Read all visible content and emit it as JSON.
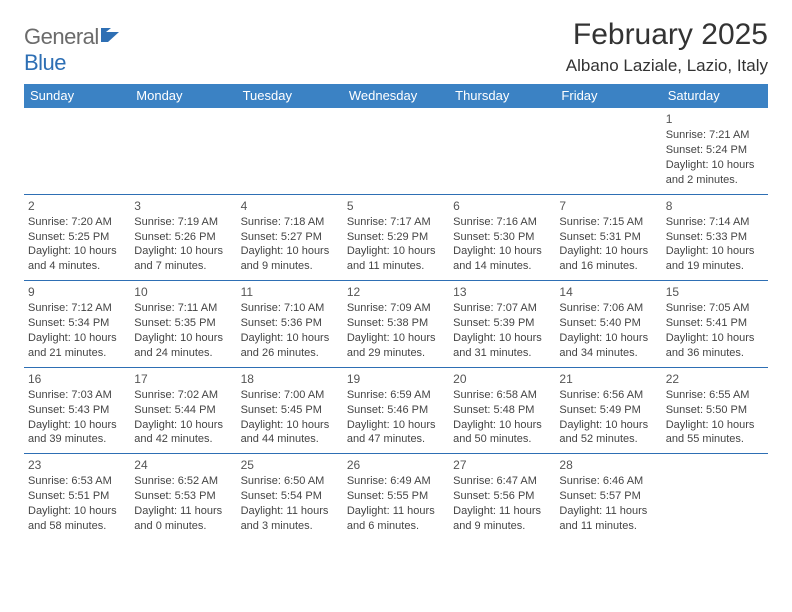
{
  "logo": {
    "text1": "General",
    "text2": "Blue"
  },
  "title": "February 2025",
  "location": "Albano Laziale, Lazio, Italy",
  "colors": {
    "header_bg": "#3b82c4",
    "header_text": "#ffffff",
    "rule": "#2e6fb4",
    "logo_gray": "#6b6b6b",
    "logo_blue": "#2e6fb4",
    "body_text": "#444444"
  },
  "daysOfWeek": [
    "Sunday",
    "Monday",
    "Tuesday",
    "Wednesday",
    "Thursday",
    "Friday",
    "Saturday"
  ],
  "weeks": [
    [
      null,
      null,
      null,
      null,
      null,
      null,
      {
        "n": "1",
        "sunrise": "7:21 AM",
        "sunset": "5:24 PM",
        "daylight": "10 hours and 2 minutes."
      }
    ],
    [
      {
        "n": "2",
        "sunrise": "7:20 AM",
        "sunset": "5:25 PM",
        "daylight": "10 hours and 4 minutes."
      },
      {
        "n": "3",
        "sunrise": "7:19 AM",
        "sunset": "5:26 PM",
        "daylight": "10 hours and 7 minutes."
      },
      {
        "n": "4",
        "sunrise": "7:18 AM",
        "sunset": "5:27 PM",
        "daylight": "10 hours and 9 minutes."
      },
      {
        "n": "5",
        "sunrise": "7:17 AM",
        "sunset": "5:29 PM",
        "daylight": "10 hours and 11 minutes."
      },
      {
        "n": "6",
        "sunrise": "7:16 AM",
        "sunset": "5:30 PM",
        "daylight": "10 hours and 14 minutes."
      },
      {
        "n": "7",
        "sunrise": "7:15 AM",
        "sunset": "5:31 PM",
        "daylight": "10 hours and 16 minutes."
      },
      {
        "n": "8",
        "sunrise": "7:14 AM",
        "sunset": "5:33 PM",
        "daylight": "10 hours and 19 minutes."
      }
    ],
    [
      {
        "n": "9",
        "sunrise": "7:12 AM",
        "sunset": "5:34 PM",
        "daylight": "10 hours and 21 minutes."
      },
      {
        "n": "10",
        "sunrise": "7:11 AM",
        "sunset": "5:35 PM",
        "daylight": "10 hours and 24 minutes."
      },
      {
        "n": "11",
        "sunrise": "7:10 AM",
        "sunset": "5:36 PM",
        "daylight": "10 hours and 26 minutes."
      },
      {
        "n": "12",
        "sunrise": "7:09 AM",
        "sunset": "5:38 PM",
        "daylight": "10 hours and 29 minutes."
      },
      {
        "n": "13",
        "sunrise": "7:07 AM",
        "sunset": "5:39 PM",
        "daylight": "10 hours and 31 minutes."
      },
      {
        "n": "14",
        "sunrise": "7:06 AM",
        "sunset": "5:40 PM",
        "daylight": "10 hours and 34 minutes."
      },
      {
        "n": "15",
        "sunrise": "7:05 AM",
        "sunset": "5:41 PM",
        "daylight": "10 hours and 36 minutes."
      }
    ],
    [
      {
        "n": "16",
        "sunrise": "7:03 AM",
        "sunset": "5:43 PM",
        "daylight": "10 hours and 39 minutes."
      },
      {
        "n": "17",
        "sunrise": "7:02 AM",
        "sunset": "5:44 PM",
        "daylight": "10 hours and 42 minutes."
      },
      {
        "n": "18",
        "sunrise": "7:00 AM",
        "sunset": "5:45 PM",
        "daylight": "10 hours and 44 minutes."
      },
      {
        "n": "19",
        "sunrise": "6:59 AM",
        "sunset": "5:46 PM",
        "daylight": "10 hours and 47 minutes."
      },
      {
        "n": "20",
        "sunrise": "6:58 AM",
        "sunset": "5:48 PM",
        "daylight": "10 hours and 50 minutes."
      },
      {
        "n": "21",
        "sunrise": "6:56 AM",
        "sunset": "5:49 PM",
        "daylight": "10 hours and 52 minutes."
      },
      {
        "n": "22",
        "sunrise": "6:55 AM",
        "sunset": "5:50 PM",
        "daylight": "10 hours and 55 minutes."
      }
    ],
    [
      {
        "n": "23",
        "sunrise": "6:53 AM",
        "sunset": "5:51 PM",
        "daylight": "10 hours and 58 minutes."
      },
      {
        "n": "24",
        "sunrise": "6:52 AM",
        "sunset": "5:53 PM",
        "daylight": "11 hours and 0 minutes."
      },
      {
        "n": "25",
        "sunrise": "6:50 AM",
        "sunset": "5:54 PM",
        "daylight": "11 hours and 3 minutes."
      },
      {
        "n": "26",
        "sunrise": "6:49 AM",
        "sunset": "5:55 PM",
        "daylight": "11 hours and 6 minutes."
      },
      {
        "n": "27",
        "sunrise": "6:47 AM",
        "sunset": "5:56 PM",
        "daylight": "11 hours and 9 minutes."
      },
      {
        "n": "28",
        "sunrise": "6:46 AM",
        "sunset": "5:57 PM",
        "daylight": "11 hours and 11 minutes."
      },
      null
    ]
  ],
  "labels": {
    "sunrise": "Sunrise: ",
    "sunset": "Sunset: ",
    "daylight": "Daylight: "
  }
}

*DIRECTIONS*.
Leave out the pictures and copy every record above exactly.

*SOLUTION BELOW*.
Read all visible content and emit it as JSON.
{
  "logo": {
    "text1": "General",
    "text2": "Blue"
  },
  "title": "February 2025",
  "location": "Albano Laziale, Lazio, Italy",
  "colors": {
    "header_bg": "#3b82c4",
    "header_text": "#ffffff",
    "rule": "#2e6fb4",
    "logo_gray": "#6b6b6b",
    "logo_blue": "#2e6fb4",
    "body_text": "#444444"
  },
  "daysOfWeek": [
    "Sunday",
    "Monday",
    "Tuesday",
    "Wednesday",
    "Thursday",
    "Friday",
    "Saturday"
  ],
  "weeks": [
    [
      null,
      null,
      null,
      null,
      null,
      null,
      {
        "n": "1",
        "sunrise": "7:21 AM",
        "sunset": "5:24 PM",
        "daylight": "10 hours and 2 minutes."
      }
    ],
    [
      {
        "n": "2",
        "sunrise": "7:20 AM",
        "sunset": "5:25 PM",
        "daylight": "10 hours and 4 minutes."
      },
      {
        "n": "3",
        "sunrise": "7:19 AM",
        "sunset": "5:26 PM",
        "daylight": "10 hours and 7 minutes."
      },
      {
        "n": "4",
        "sunrise": "7:18 AM",
        "sunset": "5:27 PM",
        "daylight": "10 hours and 9 minutes."
      },
      {
        "n": "5",
        "sunrise": "7:17 AM",
        "sunset": "5:29 PM",
        "daylight": "10 hours and 11 minutes."
      },
      {
        "n": "6",
        "sunrise": "7:16 AM",
        "sunset": "5:30 PM",
        "daylight": "10 hours and 14 minutes."
      },
      {
        "n": "7",
        "sunrise": "7:15 AM",
        "sunset": "5:31 PM",
        "daylight": "10 hours and 16 minutes."
      },
      {
        "n": "8",
        "sunrise": "7:14 AM",
        "sunset": "5:33 PM",
        "daylight": "10 hours and 19 minutes."
      }
    ],
    [
      {
        "n": "9",
        "sunrise": "7:12 AM",
        "sunset": "5:34 PM",
        "daylight": "10 hours and 21 minutes."
      },
      {
        "n": "10",
        "sunrise": "7:11 AM",
        "sunset": "5:35 PM",
        "daylight": "10 hours and 24 minutes."
      },
      {
        "n": "11",
        "sunrise": "7:10 AM",
        "sunset": "5:36 PM",
        "daylight": "10 hours and 26 minutes."
      },
      {
        "n": "12",
        "sunrise": "7:09 AM",
        "sunset": "5:38 PM",
        "daylight": "10 hours and 29 minutes."
      },
      {
        "n": "13",
        "sunrise": "7:07 AM",
        "sunset": "5:39 PM",
        "daylight": "10 hours and 31 minutes."
      },
      {
        "n": "14",
        "sunrise": "7:06 AM",
        "sunset": "5:40 PM",
        "daylight": "10 hours and 34 minutes."
      },
      {
        "n": "15",
        "sunrise": "7:05 AM",
        "sunset": "5:41 PM",
        "daylight": "10 hours and 36 minutes."
      }
    ],
    [
      {
        "n": "16",
        "sunrise": "7:03 AM",
        "sunset": "5:43 PM",
        "daylight": "10 hours and 39 minutes."
      },
      {
        "n": "17",
        "sunrise": "7:02 AM",
        "sunset": "5:44 PM",
        "daylight": "10 hours and 42 minutes."
      },
      {
        "n": "18",
        "sunrise": "7:00 AM",
        "sunset": "5:45 PM",
        "daylight": "10 hours and 44 minutes."
      },
      {
        "n": "19",
        "sunrise": "6:59 AM",
        "sunset": "5:46 PM",
        "daylight": "10 hours and 47 minutes."
      },
      {
        "n": "20",
        "sunrise": "6:58 AM",
        "sunset": "5:48 PM",
        "daylight": "10 hours and 50 minutes."
      },
      {
        "n": "21",
        "sunrise": "6:56 AM",
        "sunset": "5:49 PM",
        "daylight": "10 hours and 52 minutes."
      },
      {
        "n": "22",
        "sunrise": "6:55 AM",
        "sunset": "5:50 PM",
        "daylight": "10 hours and 55 minutes."
      }
    ],
    [
      {
        "n": "23",
        "sunrise": "6:53 AM",
        "sunset": "5:51 PM",
        "daylight": "10 hours and 58 minutes."
      },
      {
        "n": "24",
        "sunrise": "6:52 AM",
        "sunset": "5:53 PM",
        "daylight": "11 hours and 0 minutes."
      },
      {
        "n": "25",
        "sunrise": "6:50 AM",
        "sunset": "5:54 PM",
        "daylight": "11 hours and 3 minutes."
      },
      {
        "n": "26",
        "sunrise": "6:49 AM",
        "sunset": "5:55 PM",
        "daylight": "11 hours and 6 minutes."
      },
      {
        "n": "27",
        "sunrise": "6:47 AM",
        "sunset": "5:56 PM",
        "daylight": "11 hours and 9 minutes."
      },
      {
        "n": "28",
        "sunrise": "6:46 AM",
        "sunset": "5:57 PM",
        "daylight": "11 hours and 11 minutes."
      },
      null
    ]
  ],
  "labels": {
    "sunrise": "Sunrise: ",
    "sunset": "Sunset: ",
    "daylight": "Daylight: "
  }
}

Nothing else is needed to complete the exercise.